* Source records
┌──

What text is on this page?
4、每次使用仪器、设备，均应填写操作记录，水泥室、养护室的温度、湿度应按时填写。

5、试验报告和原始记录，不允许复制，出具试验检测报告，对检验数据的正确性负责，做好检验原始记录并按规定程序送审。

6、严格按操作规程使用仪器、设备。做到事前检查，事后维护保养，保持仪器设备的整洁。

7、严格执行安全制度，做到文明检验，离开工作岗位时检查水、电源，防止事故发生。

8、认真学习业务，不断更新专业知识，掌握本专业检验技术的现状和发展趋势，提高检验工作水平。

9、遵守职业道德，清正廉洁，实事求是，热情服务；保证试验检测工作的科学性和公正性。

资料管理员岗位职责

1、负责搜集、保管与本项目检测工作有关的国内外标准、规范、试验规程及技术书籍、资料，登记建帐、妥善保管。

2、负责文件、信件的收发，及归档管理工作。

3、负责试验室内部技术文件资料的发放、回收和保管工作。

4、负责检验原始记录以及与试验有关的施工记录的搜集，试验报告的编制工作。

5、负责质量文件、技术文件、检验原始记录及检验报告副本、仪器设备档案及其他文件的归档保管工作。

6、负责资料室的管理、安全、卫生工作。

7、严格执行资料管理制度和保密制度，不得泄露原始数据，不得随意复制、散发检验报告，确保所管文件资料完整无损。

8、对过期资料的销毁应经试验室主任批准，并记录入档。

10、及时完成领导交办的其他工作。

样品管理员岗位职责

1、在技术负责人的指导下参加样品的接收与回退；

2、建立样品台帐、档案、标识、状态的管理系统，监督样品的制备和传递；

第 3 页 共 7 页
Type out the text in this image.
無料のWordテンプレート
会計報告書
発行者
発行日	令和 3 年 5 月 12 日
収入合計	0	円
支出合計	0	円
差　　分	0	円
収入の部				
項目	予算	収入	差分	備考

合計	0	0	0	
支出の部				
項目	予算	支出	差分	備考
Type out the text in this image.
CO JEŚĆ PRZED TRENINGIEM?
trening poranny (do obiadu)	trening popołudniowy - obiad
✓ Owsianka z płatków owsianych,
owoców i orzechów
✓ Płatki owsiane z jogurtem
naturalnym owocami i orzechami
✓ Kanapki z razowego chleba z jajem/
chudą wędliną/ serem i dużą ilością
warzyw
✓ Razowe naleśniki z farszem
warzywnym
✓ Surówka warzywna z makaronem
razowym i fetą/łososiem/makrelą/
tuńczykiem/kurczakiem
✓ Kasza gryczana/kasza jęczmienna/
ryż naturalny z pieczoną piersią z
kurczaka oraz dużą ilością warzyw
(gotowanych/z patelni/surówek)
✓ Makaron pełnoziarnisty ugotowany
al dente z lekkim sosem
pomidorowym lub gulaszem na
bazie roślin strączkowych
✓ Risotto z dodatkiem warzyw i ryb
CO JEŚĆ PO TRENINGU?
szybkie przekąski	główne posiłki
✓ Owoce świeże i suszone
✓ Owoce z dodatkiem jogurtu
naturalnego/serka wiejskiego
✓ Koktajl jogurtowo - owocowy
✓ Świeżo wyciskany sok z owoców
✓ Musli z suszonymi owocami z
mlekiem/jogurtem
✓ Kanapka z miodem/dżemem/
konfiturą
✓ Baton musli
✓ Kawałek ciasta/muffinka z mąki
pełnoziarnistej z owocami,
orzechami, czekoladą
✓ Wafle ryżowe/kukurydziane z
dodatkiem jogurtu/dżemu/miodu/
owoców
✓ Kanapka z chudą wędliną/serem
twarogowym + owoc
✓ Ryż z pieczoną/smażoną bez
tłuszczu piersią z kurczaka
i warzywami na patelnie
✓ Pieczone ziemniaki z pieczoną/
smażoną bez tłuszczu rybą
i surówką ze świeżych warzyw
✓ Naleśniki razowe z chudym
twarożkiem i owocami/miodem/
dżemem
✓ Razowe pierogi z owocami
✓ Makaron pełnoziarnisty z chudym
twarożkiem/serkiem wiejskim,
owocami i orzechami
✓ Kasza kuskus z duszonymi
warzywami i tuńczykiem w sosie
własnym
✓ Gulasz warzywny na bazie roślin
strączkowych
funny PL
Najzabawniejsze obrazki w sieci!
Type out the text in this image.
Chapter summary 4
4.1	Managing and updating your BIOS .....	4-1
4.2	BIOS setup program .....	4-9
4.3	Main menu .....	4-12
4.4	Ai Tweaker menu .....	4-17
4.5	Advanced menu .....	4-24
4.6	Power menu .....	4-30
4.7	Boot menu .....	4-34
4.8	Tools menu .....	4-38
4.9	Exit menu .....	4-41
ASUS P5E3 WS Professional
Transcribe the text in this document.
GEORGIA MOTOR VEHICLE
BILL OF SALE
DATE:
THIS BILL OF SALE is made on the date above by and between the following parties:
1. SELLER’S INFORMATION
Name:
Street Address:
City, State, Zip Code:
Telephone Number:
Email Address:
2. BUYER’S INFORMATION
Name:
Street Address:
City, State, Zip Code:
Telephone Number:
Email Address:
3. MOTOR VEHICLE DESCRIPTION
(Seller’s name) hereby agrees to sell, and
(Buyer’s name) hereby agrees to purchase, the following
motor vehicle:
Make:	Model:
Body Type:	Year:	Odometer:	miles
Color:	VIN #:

└──

Each record above should be output again exactly.

What text is on this page?
4、每次使用仪器、设备，均应填写操作记录，水泥室、养护室的温度、湿度应按时填写。

5、试验报告和原始记录，不允许复制，出具试验检测报告，对检验数据的正确性负责，做好检验原始记录并按规定程序送审。

6、严格按操作规程使用仪器、设备。做到事前检查，事后维护保养，保持仪器设备的整洁。

7、严格执行安全制度，做到文明检验，离开工作岗位时检查水、电源，防止事故发生。

8、认真学习业务，不断更新专业知识，掌握本专业检验技术的现状和发展趋势，提高检验工作水平。

9、遵守职业道德，清正廉洁，实事求是，热情服务；保证试验检测工作的科学性和公正性。

资料管理员岗位职责

1、负责搜集、保管与本项目检测工作有关的国内外标准、规范、试验规程及技术书籍、资料，登记建帐、妥善保管。

2、负责文件、信件的收发，及归档管理工作。

3、负责试验室内部技术文件资料的发放、回收和保管工作。

4、负责检验原始记录以及与试验有关的施工记录的搜集，试验报告的编制工作。

5、负责质量文件、技术文件、检验原始记录及检验报告副本、仪器设备档案及其他文件的归档保管工作。

6、负责资料室的管理、安全、卫生工作。

7、严格执行资料管理制度和保密制度，不得泄露原始数据，不得随意复制、散发检验报告，确保所管文件资料完整无损。

8、对过期资料的销毁应经试验室主任批准，并记录入档。

10、及时完成领导交办的其他工作。

样品管理员岗位职责

1、在技术负责人的指导下参加样品的接收与回退；

2、建立样品台帐、档案、标识、状态的管理系统，监督样品的制备和传递；

第 3 页 共 7 页
Type out the text in this image.
無料のWordテンプレート
会計報告書
発行者
発行日	令和 3 年 5 月 12 日
収入合計	0	円
支出合計	0	円
差　　分	0	円
収入の部				
項目	予算	収入	差分	備考

合計	0	0	0	
支出の部				
項目	予算	支出	差分	備考
Type out the text in this image.
CO JEŚĆ PRZED TRENINGIEM?
trening poranny (do obiadu)	trening popołudniowy - obiad
✓ Owsianka z płatków owsianych,
owoców i orzechów
✓ Płatki owsiane z jogurtem
naturalnym owocami i orzechami
✓ Kanapki z razowego chleba z jajem/
chudą wędliną/ serem i dużą ilością
warzyw
✓ Razowe naleśniki z farszem
warzywnym
✓ Surówka warzywna z makaronem
razowym i fetą/łososiem/makrelą/
tuńczykiem/kurczakiem
✓ Kasza gryczana/kasza jęczmienna/
ryż naturalny z pieczoną piersią z
kurczaka oraz dużą ilością warzyw
(gotowanych/z patelni/surówek)
✓ Makaron pełnoziarnisty ugotowany
al dente z lekkim sosem
pomidorowym lub gulaszem na
bazie roślin strączkowych
✓ Risotto z dodatkiem warzyw i ryb
CO JEŚĆ PO TRENINGU?
szybkie przekąski	główne posiłki
✓ Owoce świeże i suszone
✓ Owoce z dodatkiem jogurtu
naturalnego/serka wiejskiego
✓ Koktajl jogurtowo - owocowy
✓ Świeżo wyciskany sok z owoców
✓ Musli z suszonymi owocami z
mlekiem/jogurtem
✓ Kanapka z miodem/dżemem/
konfiturą
✓ Baton musli
✓ Kawałek ciasta/muffinka z mąki
pełnoziarnistej z owocami,
orzechami, czekoladą
✓ Wafle ryżowe/kukurydziane z
dodatkiem jogurtu/dżemu/miodu/
owoców
✓ Kanapka z chudą wędliną/serem
twarogowym + owoc
✓ Ryż z pieczoną/smażoną bez
tłuszczu piersią z kurczaka
i warzywami na patelnie
✓ Pieczone ziemniaki z pieczoną/
smażoną bez tłuszczu rybą
i surówką ze świeżych warzyw
✓ Naleśniki razowe z chudym
twarożkiem i owocami/miodem/
dżemem
✓ Razowe pierogi z owocami
✓ Makaron pełnoziarnisty z chudym
twarożkiem/serkiem wiejskim,
owocami i orzechami
✓ Kasza kuskus z duszonymi
warzywami i tuńczykiem w sosie
własnym
✓ Gulasz warzywny na bazie roślin
strączkowych
funny PL
Najzabawniejsze obrazki w sieci!
Type out the text in this image.
Chapter summary 4
4.1	Managing and updating your BIOS .....	4-1
4.2	BIOS setup program .....	4-9
4.3	Main menu .....	4-12
4.4	Ai Tweaker menu .....	4-17
4.5	Advanced menu .....	4-24
4.6	Power menu .....	4-30
4.7	Boot menu .....	4-34
4.8	Tools menu .....	4-38
4.9	Exit menu .....	4-41
ASUS P5E3 WS Professional
Transcribe the text in this document.
GEORGIA MOTOR VEHICLE
BILL OF SALE
DATE:
THIS BILL OF SALE is made on the date above by and between the following parties:
1. SELLER’S INFORMATION
Name:
Street Address:
City, State, Zip Code:
Telephone Number:
Email Address:
2. BUYER’S INFORMATION
Name:
Street Address:
City, State, Zip Code:
Telephone Number:
Email Address:
3. MOTOR VEHICLE DESCRIPTION
(Seller’s name) hereby agrees to sell, and
(Buyer’s name) hereby agrees to purchase, the following
motor vehicle:
Make:	Model:
Body Type:	Year:	Odometer:	miles
Color:	VIN #:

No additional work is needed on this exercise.